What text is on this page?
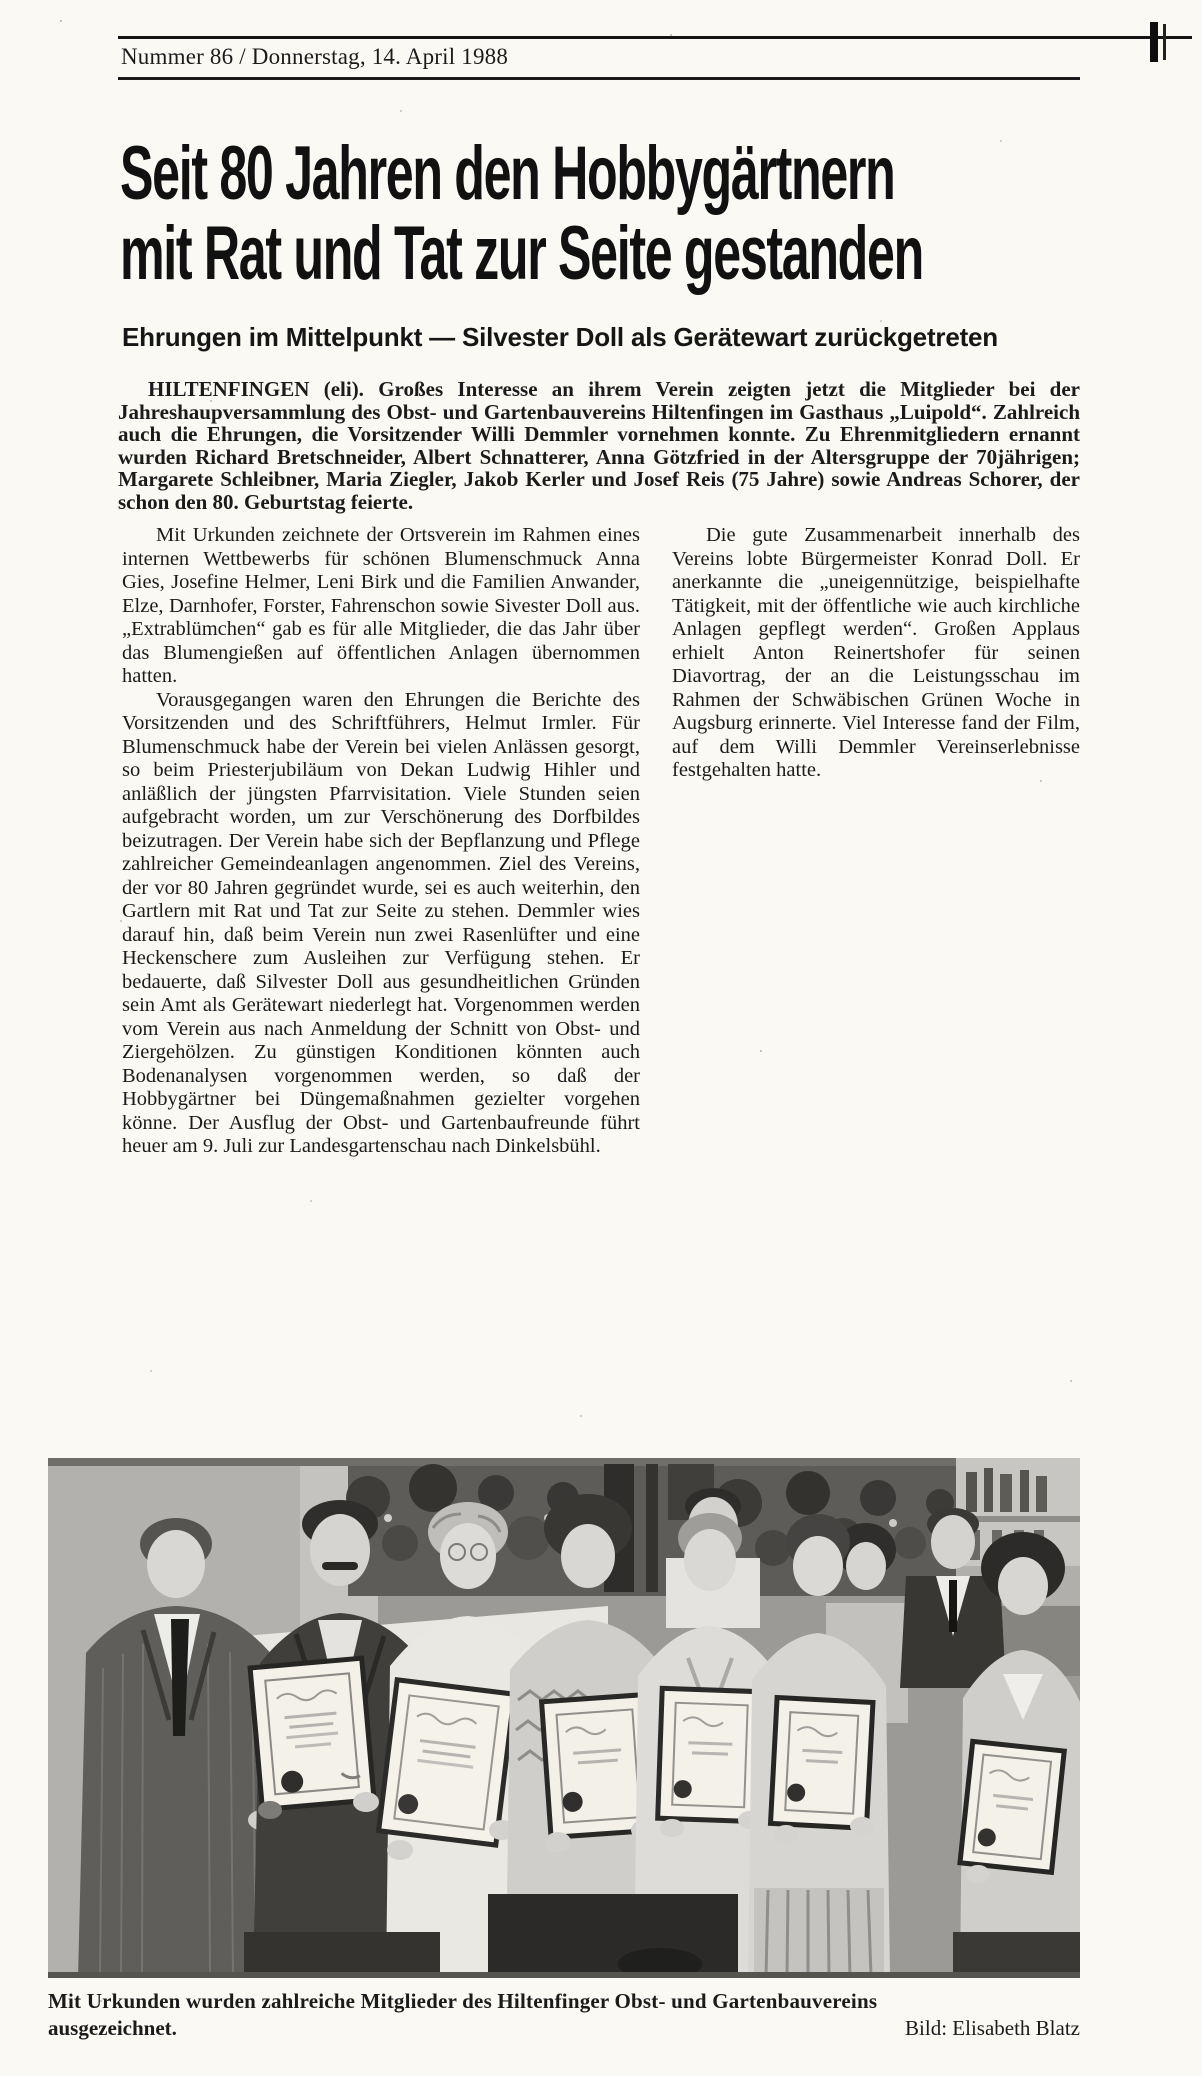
Nummer 86 / Donnerstag, 14. April 1988
Seit 80 Jahren den Hobbygärtnern
mit Rat und Tat zur Seite gestanden
Ehrungen im Mittelpunkt — Silvester Doll als Gerätewart zurückgetreten
HILTENFINGEN (eli). Großes Interesse an ihrem Verein zeigten jetzt die Mitglieder bei der Jahreshaupversammlung des Obst- und Gartenbauvereins Hiltenfingen im Gasthaus „Luipold“. Zahlreich auch die Ehrungen, die Vorsitzender Willi Demmler vornehmen konnte. Zu Ehrenmitgliedern ernannt wurden Richard Bretschneider, Albert Schnatterer, Anna Götzfried in der Altersgruppe der 70jährigen; Margarete Schleibner, Maria Ziegler, Jakob Kerler und Josef Reis (75 Jahre) sowie Andreas Schorer, der schon den 80. Geburtstag feierte.

Mit Urkunden zeichnete der Ortsverein im Rahmen eines internen Wettbewerbs für schönen Blumenschmuck Anna Gies, Josefine Helmer, Leni Birk und die Familien Anwander, Elze, Darnhofer, Forster, Fahrenschon sowie Sivester Doll aus. „Extrablümchen“ gab es für alle Mitglieder, die das Jahr über das Blumengießen auf öffentlichen Anlagen übernommen hatten.

Vorausgegangen waren den Ehrungen die Berichte des Vorsitzenden und des Schriftführers, Helmut Irmler. Für Blumenschmuck habe der Verein bei vielen Anlässen gesorgt, so beim Priesterjubiläum von Dekan Ludwig Hihler und anläßlich der jüngsten Pfarrvisitation. Viele Stunden seien aufgebracht worden, um zur Verschönerung des Dorfbildes beizutragen. Der Verein habe sich der Bepflanzung und Pflege zahlreicher Gemeindeanlagen angenommen. Ziel des Vereins, der vor 80 Jahren gegründet wurde, sei es auch weiterhin, den Gartlern mit Rat und Tat zur Seite zu stehen. Demmler wies darauf hin, daß beim Verein nun zwei Rasenlüfter und eine Heckenschere zum Ausleihen zur Verfügung stehen. Er bedauerte, daß Silvester Doll aus gesundheitlichen Gründen sein Amt als Gerätewart niederlegt hat. Vorgenommen werden vom Verein aus nach Anmeldung der Schnitt von Obst- und Ziergehölzen. Zu günstigen Konditionen könnten auch Bodenanalysen vorgenommen werden, so daß der Hobbygärtner bei Düngemaßnahmen gezielter vorgehen könne. Der Ausflug der Obst- und Gartenbaufreunde führt heuer am 9. Juli zur Landesgartenschau nach Dinkelsbühl.

Die gute Zusammenarbeit innerhalb des Vereins lobte Bürgermeister Konrad Doll. Er anerkannte die „uneigennützige, beispielhafte Tätigkeit, mit der öffentliche wie auch kirchliche Anlagen gepflegt werden“. Großen Applaus erhielt Anton Reinertshofer für seinen Diavortrag, der an die Leistungsschau im Rahmen der Schwäbischen Grünen Woche in Augsburg erinnerte. Viel Interesse fand der Film, auf dem Willi Demmler Vereinserlebnisse festgehalten hatte.

Mit Urkunden wurden zahlreiche Mitglieder des Hiltenfinger Obst- und Gartenbauvereins
ausgezeichnet.	Bild: Elisabeth Blatz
────────────────
### Brief
Line count for the word "Urkunden": give the number of lines in the entries above that contain it, and nothing more.

### Response to the exercise
2